# Your goal
Present the following data again exactly as it is shown.

----- Information provided

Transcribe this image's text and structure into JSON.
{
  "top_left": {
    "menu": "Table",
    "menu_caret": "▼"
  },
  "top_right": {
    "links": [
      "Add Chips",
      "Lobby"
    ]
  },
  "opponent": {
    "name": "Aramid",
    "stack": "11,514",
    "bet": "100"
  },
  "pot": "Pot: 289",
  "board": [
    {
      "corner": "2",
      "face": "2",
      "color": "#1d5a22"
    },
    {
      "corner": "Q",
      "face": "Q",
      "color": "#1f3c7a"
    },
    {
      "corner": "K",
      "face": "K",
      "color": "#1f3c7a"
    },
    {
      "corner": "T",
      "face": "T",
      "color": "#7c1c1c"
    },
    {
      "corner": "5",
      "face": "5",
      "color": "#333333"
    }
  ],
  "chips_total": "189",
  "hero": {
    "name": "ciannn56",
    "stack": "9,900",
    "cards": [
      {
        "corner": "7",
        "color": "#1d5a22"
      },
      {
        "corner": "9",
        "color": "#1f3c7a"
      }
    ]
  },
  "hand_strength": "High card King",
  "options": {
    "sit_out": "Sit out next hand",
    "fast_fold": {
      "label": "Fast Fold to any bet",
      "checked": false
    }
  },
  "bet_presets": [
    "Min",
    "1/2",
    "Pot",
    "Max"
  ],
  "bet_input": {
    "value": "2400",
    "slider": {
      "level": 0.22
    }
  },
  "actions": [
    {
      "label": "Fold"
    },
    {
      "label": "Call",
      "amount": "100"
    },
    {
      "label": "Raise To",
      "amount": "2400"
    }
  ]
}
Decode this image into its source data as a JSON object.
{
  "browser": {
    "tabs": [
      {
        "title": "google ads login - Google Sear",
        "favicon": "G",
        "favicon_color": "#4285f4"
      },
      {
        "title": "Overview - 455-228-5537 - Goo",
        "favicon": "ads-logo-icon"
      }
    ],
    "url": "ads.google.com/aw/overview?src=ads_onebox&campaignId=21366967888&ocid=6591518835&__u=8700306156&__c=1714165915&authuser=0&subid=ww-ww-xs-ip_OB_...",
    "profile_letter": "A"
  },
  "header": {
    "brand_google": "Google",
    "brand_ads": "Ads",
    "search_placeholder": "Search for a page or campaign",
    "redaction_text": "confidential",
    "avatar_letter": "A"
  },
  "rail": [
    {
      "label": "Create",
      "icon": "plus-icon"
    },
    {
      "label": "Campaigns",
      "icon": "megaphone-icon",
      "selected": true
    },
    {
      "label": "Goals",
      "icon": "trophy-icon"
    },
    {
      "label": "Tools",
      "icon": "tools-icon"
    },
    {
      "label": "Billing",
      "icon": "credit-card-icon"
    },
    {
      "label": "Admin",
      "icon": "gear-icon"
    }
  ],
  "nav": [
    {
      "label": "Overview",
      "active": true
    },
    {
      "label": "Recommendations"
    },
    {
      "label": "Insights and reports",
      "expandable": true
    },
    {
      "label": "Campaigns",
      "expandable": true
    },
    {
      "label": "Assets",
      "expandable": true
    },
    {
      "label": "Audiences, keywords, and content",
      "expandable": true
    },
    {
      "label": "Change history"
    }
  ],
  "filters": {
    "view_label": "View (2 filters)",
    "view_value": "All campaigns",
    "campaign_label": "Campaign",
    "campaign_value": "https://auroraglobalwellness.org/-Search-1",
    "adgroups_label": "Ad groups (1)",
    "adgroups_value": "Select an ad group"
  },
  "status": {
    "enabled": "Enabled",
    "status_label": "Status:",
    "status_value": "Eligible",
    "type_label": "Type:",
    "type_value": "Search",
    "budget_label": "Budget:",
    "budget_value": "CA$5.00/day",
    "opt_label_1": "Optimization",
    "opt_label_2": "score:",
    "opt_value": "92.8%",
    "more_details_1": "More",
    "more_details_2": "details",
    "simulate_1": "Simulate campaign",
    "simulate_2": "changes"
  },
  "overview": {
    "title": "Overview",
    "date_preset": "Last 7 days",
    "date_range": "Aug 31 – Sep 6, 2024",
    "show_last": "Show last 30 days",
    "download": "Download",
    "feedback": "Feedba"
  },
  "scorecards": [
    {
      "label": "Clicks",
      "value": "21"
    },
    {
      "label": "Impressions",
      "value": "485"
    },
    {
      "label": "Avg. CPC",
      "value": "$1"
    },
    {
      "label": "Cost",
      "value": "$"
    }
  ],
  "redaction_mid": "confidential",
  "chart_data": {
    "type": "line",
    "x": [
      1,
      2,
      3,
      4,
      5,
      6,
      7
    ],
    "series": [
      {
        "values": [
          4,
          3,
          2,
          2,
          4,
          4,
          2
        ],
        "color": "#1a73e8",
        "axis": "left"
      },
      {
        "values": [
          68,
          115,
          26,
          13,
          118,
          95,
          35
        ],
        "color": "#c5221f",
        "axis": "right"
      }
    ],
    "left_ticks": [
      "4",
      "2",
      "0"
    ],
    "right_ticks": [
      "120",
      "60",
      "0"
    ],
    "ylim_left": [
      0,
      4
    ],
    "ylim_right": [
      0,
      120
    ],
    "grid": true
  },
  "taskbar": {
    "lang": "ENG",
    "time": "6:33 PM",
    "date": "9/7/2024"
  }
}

----------

# Exercise output
Transcribe this image's text and structure into JSON.
{
  "top_left": {
    "menu": "Table",
    "menu_caret": "▼"
  },
  "top_right": {
    "links": [
      "Add Chips",
      "Lobby"
    ]
  },
  "opponent": {
    "name": "Aramid",
    "stack": "11,514",
    "bet": "100"
  },
  "pot": "Pot: 289",
  "board": [
    {
      "corner": "2",
      "face": "2",
      "color": "#1d5a22"
    },
    {
      "corner": "Q",
      "face": "Q",
      "color": "#1f3c7a"
    },
    {
      "corner": "K",
      "face": "K",
      "color": "#1f3c7a"
    },
    {
      "corner": "T",
      "face": "T",
      "color": "#7c1c1c"
    },
    {
      "corner": "5",
      "face": "5",
      "color": "#333333"
    }
  ],
  "chips_total": "189",
  "hero": {
    "name": "ciannn56",
    "stack": "9,900",
    "cards": [
      {
        "corner": "7",
        "color": "#1d5a22"
      },
      {
        "corner": "9",
        "color": "#1f3c7a"
      }
    ]
  },
  "hand_strength": "High card King",
  "options": {
    "sit_out": "Sit out next hand",
    "fast_fold": {
      "label": "Fast Fold to any bet",
      "checked": false
    }
  },
  "bet_presets": [
    "Min",
    "1/2",
    "Pot",
    "Max"
  ],
  "bet_input": {
    "value": "2400",
    "slider": {
      "level": 0.22
    }
  },
  "actions": [
    {
      "label": "Fold"
    },
    {
      "label": "Call",
      "amount": "100"
    },
    {
      "label": "Raise To",
      "amount": "2400"
    }
  ]
}
Decode this image into its source data as a JSON object.
{
  "browser": {
    "tabs": [
      {
        "title": "google ads login - Google Sear",
        "favicon": "G",
        "favicon_color": "#4285f4"
      },
      {
        "title": "Overview - 455-228-5537 - Goo",
        "favicon": "ads-logo-icon"
      }
    ],
    "url": "ads.google.com/aw/overview?src=ads_onebox&campaignId=21366967888&ocid=6591518835&__u=8700306156&__c=1714165915&authuser=0&subid=ww-ww-xs-ip_OB_...",
    "profile_letter": "A"
  },
  "header": {
    "brand_google": "Google",
    "brand_ads": "Ads",
    "search_placeholder": "Search for a page or campaign",
    "redaction_text": "confidential",
    "avatar_letter": "A"
  },
  "rail": [
    {
      "label": "Create",
      "icon": "plus-icon"
    },
    {
      "label": "Campaigns",
      "icon": "megaphone-icon",
      "selected": true
    },
    {
      "label": "Goals",
      "icon": "trophy-icon"
    },
    {
      "label": "Tools",
      "icon": "tools-icon"
    },
    {
      "label": "Billing",
      "icon": "credit-card-icon"
    },
    {
      "label": "Admin",
      "icon": "gear-icon"
    }
  ],
  "nav": [
    {
      "label": "Overview",
      "active": true
    },
    {
      "label": "Recommendations"
    },
    {
      "label": "Insights and reports",
      "expandable": true
    },
    {
      "label": "Campaigns",
      "expandable": true
    },
    {
      "label": "Assets",
      "expandable": true
    },
    {
      "label": "Audiences, keywords, and content",
      "expandable": true
    },
    {
      "label": "Change history"
    }
  ],
  "filters": {
    "view_label": "View (2 filters)",
    "view_value": "All campaigns",
    "campaign_label": "Campaign",
    "campaign_value": "https://auroraglobalwellness.org/-Search-1",
    "adgroups_label": "Ad groups (1)",
    "adgroups_value": "Select an ad group"
  },
  "status": {
    "enabled": "Enabled",
    "status_label": "Status:",
    "status_value": "Eligible",
    "type_label": "Type:",
    "type_value": "Search",
    "budget_label": "Budget:",
    "budget_value": "CA$5.00/day",
    "opt_label_1": "Optimization",
    "opt_label_2": "score:",
    "opt_value": "92.8%",
    "more_details_1": "More",
    "more_details_2": "details",
    "simulate_1": "Simulate campaign",
    "simulate_2": "changes"
  },
  "overview": {
    "title": "Overview",
    "date_preset": "Last 7 days",
    "date_range": "Aug 31 – Sep 6, 2024",
    "show_last": "Show last 30 days",
    "download": "Download",
    "feedback": "Feedba"
  },
  "scorecards": [
    {
      "label": "Clicks",
      "value": "21"
    },
    {
      "label": "Impressions",
      "value": "485"
    },
    {
      "label": "Avg. CPC",
      "value": "$1"
    },
    {
      "label": "Cost",
      "value": "$"
    }
  ],
  "redaction_mid": "confidential",
  "chart_data": {
    "type": "line",
    "x": [
      1,
      2,
      3,
      4,
      5,
      6,
      7
    ],
    "series": [
      {
        "values": [
          4,
          3,
          2,
          2,
          4,
          4,
          2
        ],
        "color": "#1a73e8",
        "axis": "left"
      },
      {
        "values": [
          68,
          115,
          26,
          13,
          118,
          95,
          35
        ],
        "color": "#c5221f",
        "axis": "right"
      }
    ],
    "left_ticks": [
      "4",
      "2",
      "0"
    ],
    "right_ticks": [
      "120",
      "60",
      "0"
    ],
    "ylim_left": [
      0,
      4
    ],
    "ylim_right": [
      0,
      120
    ],
    "grid": true
  },
  "taskbar": {
    "lang": "ENG",
    "time": "6:33 PM",
    "date": "9/7/2024"
  }
}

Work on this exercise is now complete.